## BEGIN DATASET EXTRACT
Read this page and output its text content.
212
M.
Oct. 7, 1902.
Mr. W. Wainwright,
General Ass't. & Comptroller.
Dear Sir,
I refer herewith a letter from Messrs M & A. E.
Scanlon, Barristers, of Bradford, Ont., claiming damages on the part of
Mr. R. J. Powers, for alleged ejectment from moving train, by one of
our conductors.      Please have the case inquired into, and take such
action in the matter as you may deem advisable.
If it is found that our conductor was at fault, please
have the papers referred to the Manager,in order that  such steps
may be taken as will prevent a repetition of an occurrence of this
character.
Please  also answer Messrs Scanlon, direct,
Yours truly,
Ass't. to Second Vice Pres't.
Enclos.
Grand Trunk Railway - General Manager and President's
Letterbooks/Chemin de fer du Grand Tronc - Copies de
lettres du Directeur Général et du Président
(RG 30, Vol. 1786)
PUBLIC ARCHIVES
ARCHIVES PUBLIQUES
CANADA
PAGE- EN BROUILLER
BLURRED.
## END DATASET EXTRACT
▶ _INSTRUCTIONS TO FOLLOW_
Restate the whole listing exactly.

▶ _RESPONSE FOR THIS EXERCISE_
Read this page and output its text content.
212
M.
Oct. 7, 1902.
Mr. W. Wainwright,
General Ass't. & Comptroller.
Dear Sir,
I refer herewith a letter from Messrs M & A. E.
Scanlon, Barristers, of Bradford, Ont., claiming damages on the part of
Mr. R. J. Powers, for alleged ejectment from moving train, by one of
our conductors.      Please have the case inquired into, and take such
action in the matter as you may deem advisable.
If it is found that our conductor was at fault, please
have the papers referred to the Manager,in order that  such steps
may be taken as will prevent a repetition of an occurrence of this
character.
Please  also answer Messrs Scanlon, direct,
Yours truly,
Ass't. to Second Vice Pres't.
Enclos.
Grand Trunk Railway - General Manager and President's
Letterbooks/Chemin de fer du Grand Tronc - Copies de
lettres du Directeur Général et du Président
(RG 30, Vol. 1786)
PUBLIC ARCHIVES
ARCHIVES PUBLIQUES
CANADA
PAGE- EN BROUILLER
BLURRED.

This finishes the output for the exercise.